## Goal
Copy the entries below from the first line through the line containing "x-tick-label: deepseek-r1 <box>856", substituting "y-axis-tick-label" for each occurrence of "y-tick-label" and leaving everything else unchanged.

— start Stored rows —

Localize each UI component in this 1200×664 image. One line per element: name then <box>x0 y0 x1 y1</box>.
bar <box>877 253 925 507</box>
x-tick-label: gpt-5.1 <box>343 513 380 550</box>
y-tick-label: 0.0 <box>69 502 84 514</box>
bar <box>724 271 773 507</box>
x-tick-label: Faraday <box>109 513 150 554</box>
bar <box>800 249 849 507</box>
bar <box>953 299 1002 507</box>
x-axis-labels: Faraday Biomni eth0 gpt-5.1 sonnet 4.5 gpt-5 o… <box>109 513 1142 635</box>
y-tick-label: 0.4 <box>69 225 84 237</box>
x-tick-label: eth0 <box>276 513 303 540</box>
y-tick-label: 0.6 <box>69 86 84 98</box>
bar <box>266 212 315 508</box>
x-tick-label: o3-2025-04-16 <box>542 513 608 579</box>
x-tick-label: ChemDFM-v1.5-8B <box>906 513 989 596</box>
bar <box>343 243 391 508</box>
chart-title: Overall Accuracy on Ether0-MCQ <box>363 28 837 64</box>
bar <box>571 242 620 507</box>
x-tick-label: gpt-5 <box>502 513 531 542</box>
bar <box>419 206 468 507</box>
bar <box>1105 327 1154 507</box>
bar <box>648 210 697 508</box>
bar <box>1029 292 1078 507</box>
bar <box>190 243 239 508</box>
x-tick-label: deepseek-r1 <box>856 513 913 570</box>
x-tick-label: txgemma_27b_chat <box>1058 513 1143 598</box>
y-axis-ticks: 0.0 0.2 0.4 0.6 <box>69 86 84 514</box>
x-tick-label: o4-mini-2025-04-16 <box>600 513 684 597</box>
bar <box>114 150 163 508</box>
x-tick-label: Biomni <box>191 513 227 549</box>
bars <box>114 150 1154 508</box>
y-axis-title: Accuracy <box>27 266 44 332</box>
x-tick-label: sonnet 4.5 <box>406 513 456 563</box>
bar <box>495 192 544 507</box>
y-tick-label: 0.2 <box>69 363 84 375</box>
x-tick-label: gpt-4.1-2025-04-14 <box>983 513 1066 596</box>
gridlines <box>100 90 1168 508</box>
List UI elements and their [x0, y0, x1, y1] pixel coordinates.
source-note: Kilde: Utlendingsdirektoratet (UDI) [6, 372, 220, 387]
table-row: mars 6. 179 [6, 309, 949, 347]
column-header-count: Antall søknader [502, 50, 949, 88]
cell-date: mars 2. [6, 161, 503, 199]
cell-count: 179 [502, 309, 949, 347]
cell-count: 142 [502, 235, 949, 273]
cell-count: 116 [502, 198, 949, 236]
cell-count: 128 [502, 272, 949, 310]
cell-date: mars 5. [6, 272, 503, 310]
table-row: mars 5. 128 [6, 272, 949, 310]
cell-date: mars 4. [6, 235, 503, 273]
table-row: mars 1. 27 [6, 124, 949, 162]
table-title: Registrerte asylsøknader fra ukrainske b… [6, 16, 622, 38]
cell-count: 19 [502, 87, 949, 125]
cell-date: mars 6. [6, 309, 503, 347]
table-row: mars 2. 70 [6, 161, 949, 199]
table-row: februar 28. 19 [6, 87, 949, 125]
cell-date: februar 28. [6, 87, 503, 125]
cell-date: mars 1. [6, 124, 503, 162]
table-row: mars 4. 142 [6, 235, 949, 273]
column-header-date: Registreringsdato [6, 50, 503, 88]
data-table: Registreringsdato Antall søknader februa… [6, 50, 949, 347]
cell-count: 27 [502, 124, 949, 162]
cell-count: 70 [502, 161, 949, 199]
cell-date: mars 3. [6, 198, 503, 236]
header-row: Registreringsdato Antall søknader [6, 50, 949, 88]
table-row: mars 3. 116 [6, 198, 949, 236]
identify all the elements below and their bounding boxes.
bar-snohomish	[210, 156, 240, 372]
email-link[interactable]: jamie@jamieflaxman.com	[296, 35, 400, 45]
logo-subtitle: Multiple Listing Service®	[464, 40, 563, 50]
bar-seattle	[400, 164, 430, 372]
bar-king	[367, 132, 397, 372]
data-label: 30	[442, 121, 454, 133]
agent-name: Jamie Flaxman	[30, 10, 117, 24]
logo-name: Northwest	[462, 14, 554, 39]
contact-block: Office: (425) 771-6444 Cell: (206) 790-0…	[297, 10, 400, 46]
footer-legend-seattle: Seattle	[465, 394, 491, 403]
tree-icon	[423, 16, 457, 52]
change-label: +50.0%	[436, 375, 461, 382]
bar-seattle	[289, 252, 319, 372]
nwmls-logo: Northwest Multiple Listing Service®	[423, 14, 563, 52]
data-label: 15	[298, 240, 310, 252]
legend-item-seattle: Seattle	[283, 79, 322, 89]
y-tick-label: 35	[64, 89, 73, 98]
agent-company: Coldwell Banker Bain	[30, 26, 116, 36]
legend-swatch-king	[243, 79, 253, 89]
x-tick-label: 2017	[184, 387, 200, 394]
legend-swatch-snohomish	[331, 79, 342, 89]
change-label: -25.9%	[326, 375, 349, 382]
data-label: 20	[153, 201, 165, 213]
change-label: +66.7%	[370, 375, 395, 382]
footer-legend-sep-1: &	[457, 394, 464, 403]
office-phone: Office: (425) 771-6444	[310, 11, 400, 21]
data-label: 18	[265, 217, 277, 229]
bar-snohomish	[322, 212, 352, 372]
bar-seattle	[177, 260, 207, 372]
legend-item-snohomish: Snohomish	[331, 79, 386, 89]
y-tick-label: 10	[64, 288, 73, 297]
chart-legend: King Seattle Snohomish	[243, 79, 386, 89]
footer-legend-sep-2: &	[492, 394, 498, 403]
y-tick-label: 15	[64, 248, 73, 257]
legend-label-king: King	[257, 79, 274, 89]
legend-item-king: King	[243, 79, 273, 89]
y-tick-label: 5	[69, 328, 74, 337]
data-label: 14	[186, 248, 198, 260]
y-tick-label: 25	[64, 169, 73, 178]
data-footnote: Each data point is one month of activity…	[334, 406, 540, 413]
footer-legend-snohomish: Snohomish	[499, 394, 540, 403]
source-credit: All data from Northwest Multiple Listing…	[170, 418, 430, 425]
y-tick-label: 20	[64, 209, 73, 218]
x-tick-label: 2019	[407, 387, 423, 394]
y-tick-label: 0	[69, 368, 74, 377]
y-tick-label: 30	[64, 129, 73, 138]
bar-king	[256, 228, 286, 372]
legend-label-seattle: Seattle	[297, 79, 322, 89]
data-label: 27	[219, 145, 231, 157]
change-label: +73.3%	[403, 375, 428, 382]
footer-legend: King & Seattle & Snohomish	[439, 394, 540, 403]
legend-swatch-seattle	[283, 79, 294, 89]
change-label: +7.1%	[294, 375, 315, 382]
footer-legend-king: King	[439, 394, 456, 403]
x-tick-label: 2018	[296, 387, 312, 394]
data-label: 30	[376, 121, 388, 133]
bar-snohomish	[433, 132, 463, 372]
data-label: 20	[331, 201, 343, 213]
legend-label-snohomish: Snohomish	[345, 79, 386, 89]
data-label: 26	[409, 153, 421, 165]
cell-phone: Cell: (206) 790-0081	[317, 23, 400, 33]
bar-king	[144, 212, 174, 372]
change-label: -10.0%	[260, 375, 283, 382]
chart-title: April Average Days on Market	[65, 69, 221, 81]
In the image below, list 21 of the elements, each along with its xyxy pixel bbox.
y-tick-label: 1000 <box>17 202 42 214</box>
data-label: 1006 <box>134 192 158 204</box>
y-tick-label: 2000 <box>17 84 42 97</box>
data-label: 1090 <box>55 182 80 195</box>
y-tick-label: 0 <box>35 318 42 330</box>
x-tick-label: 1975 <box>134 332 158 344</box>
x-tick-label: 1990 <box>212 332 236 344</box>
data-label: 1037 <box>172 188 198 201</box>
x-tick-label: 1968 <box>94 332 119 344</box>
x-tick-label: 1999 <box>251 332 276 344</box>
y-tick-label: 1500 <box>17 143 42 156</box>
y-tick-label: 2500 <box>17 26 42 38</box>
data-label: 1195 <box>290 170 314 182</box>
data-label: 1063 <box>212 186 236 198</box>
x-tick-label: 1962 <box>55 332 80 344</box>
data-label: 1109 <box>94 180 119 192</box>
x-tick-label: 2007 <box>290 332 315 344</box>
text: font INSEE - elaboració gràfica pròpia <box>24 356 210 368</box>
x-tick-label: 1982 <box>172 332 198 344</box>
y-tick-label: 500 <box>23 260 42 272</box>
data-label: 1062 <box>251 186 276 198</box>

— end Stored rows —

## Output of the exercise
Localize each UI component in this 1200×664 image. One line per element: name then <box>x0 y0 x1 y1</box>.
bar <box>877 253 925 507</box>
x-tick-label: gpt-5.1 <box>343 513 380 550</box>
y-axis-tick-label: 0.0 <box>69 502 84 514</box>
bar <box>724 271 773 507</box>
x-tick-label: Faraday <box>109 513 150 554</box>
bar <box>800 249 849 507</box>
bar <box>953 299 1002 507</box>
x-axis-labels: Faraday Biomni eth0 gpt-5.1 sonnet 4.5 gpt-5 o… <box>109 513 1142 635</box>
y-axis-tick-label: 0.4 <box>69 225 84 237</box>
x-tick-label: eth0 <box>276 513 303 540</box>
y-axis-tick-label: 0.6 <box>69 86 84 98</box>
bar <box>266 212 315 508</box>
x-tick-label: o3-2025-04-16 <box>542 513 608 579</box>
x-tick-label: ChemDFM-v1.5-8B <box>906 513 989 596</box>
bar <box>343 243 391 508</box>
chart-title: Overall Accuracy on Ether0-MCQ <box>363 28 837 64</box>
bar <box>571 242 620 507</box>
x-tick-label: gpt-5 <box>502 513 531 542</box>
bar <box>419 206 468 507</box>
bar <box>1105 327 1154 507</box>
bar <box>648 210 697 508</box>
bar <box>1029 292 1078 507</box>
bar <box>190 243 239 508</box>
x-tick-label: deepseek-r1 <box>856 513 913 570</box>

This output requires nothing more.